| WORK INSTRUCTIONS |
Please rewrite the listing below, replacing "candle-body" with "candlestick-body" and leaving everything else the same.
┌─ RECORDS FOR THE TASK
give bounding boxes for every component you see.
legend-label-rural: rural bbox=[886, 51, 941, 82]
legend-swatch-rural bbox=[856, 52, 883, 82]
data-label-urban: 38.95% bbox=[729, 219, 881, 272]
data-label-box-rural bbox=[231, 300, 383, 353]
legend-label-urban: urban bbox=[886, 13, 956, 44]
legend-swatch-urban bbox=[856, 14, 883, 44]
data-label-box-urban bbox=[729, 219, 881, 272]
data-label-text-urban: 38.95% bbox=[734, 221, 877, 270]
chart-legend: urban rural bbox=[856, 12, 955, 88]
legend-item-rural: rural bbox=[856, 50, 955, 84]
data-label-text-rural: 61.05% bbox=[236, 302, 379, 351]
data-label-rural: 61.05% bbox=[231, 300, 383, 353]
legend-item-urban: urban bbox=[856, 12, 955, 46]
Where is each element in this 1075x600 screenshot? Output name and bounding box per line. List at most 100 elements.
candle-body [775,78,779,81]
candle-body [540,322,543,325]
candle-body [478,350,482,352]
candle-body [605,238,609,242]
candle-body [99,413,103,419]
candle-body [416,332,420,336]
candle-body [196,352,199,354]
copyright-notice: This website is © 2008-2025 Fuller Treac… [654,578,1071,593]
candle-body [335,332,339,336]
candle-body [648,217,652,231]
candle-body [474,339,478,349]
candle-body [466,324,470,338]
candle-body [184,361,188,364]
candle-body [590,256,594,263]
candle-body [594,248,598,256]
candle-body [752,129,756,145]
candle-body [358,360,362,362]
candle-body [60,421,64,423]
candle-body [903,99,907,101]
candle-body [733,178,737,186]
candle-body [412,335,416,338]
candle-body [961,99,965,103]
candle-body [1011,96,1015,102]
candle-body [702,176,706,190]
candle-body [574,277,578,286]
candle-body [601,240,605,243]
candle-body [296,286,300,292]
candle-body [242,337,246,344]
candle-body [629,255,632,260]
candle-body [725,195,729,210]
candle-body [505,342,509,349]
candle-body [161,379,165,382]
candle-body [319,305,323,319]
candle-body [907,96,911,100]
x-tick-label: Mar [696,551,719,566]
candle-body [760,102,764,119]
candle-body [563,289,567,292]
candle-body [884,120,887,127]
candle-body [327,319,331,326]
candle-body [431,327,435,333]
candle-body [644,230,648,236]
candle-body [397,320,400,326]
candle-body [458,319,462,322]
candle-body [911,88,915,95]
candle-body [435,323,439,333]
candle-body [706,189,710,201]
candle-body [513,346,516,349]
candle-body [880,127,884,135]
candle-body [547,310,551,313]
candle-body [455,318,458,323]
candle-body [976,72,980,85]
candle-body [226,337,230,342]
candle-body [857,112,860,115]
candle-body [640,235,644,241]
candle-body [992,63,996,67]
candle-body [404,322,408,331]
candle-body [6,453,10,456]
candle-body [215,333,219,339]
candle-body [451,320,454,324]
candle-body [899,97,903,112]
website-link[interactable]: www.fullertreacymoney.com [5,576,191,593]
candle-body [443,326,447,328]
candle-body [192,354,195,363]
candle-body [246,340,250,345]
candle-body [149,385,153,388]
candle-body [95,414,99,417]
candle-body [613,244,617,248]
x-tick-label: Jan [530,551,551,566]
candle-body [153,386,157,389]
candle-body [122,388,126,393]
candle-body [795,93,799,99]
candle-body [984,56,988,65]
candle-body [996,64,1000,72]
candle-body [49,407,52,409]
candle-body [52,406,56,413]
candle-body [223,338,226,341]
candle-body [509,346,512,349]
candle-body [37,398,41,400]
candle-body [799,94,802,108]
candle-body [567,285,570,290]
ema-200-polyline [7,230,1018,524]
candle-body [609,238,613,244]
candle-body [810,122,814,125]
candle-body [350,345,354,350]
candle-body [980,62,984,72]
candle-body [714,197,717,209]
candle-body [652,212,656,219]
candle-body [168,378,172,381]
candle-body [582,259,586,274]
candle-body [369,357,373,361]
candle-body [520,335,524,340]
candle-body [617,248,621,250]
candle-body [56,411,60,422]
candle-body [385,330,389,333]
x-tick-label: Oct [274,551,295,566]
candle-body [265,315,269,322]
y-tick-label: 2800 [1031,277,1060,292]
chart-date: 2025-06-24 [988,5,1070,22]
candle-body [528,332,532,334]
└─
| OUTPUT BELOW |
give bounding boxes for every component you see.
legend-label-rural: rural bbox=[886, 51, 941, 82]
legend-swatch-rural bbox=[856, 52, 883, 82]
data-label-urban: 38.95% bbox=[729, 219, 881, 272]
data-label-box-rural bbox=[231, 300, 383, 353]
legend-label-urban: urban bbox=[886, 13, 956, 44]
legend-swatch-urban bbox=[856, 14, 883, 44]
data-label-box-urban bbox=[729, 219, 881, 272]
data-label-text-urban: 38.95% bbox=[734, 221, 877, 270]
chart-legend: urban rural bbox=[856, 12, 955, 88]
legend-item-rural: rural bbox=[856, 50, 955, 84]
data-label-text-rural: 61.05% bbox=[236, 302, 379, 351]
data-label-rural: 61.05% bbox=[231, 300, 383, 353]
legend-item-urban: urban bbox=[856, 12, 955, 46]
Where is each element in this 1075x600 screenshot? Output name and bounding box per line. List at most 100 elements.
candlestick-body [775,78,779,81]
candlestick-body [540,322,543,325]
candlestick-body [478,350,482,352]
candlestick-body [605,238,609,242]
candlestick-body [99,413,103,419]
candlestick-body [416,332,420,336]
candlestick-body [196,352,199,354]
copyright-notice: This website is © 2008-2025 Fuller Treac… [654,578,1071,593]
candlestick-body [335,332,339,336]
candlestick-body [648,217,652,231]
candlestick-body [474,339,478,349]
candlestick-body [466,324,470,338]
candlestick-body [184,361,188,364]
candlestick-body [590,256,594,263]
candlestick-body [594,248,598,256]
candlestick-body [752,129,756,145]
candlestick-body [358,360,362,362]
candlestick-body [60,421,64,423]
candlestick-body [903,99,907,101]
candlestick-body [733,178,737,186]
candlestick-body [412,335,416,338]
candlestick-body [961,99,965,103]
candlestick-body [1011,96,1015,102]
candlestick-body [702,176,706,190]
candlestick-body [574,277,578,286]
candlestick-body [601,240,605,243]
candlestick-body [296,286,300,292]
candlestick-body [242,337,246,344]
candlestick-body [629,255,632,260]
candlestick-body [725,195,729,210]
candlestick-body [505,342,509,349]
candlestick-body [161,379,165,382]
candlestick-body [319,305,323,319]
candlestick-body [907,96,911,100]
x-tick-label: Mar [696,551,719,566]
candlestick-body [760,102,764,119]
candlestick-body [563,289,567,292]
candlestick-body [884,120,887,127]
candlestick-body [327,319,331,326]
candlestick-body [431,327,435,333]
candlestick-body [644,230,648,236]
candlestick-body [397,320,400,326]
candlestick-body [458,319,462,322]
candlestick-body [911,88,915,95]
candlestick-body [435,323,439,333]
candlestick-body [706,189,710,201]
candlestick-body [513,346,516,349]
candlestick-body [880,127,884,135]
candlestick-body [547,310,551,313]
candlestick-body [455,318,458,323]
candlestick-body [976,72,980,85]
candlestick-body [226,337,230,342]
candlestick-body [857,112,860,115]
candlestick-body [640,235,644,241]
candlestick-body [992,63,996,67]
candlestick-body [404,322,408,331]
candlestick-body [6,453,10,456]
candlestick-body [215,333,219,339]
candlestick-body [451,320,454,324]
candlestick-body [899,97,903,112]
website-link[interactable]: www.fullertreacymoney.com [5,576,191,593]
candlestick-body [443,326,447,328]
candlestick-body [192,354,195,363]
candlestick-body [246,340,250,345]
candlestick-body [149,385,153,388]
candlestick-body [95,414,99,417]
candlestick-body [613,244,617,248]
x-tick-label: Jan [530,551,551,566]
candlestick-body [153,386,157,389]
candlestick-body [122,388,126,393]
candlestick-body [795,93,799,99]
candlestick-body [984,56,988,65]
candlestick-body [996,64,1000,72]
candlestick-body [49,407,52,409]
candlestick-body [52,406,56,413]
candlestick-body [223,338,226,341]
candlestick-body [509,346,512,349]
candlestick-body [37,398,41,400]
candlestick-body [799,94,802,108]
candlestick-body [567,285,570,290]
ema-200-polyline [7,230,1018,524]
candlestick-body [609,238,613,244]
candlestick-body [810,122,814,125]
candlestick-body [350,345,354,350]
candlestick-body [980,62,984,72]
candlestick-body [714,197,717,209]
candlestick-body [652,212,656,219]
candlestick-body [168,378,172,381]
candlestick-body [582,259,586,274]
candlestick-body [369,357,373,361]
candlestick-body [520,335,524,340]
candlestick-body [617,248,621,250]
candlestick-body [56,411,60,422]
candlestick-body [385,330,389,333]
x-tick-label: Oct [274,551,295,566]
candlestick-body [265,315,269,322]
y-tick-label: 2800 [1031,277,1060,292]
chart-date: 2025-06-24 [988,5,1070,22]
candlestick-body [528,332,532,334]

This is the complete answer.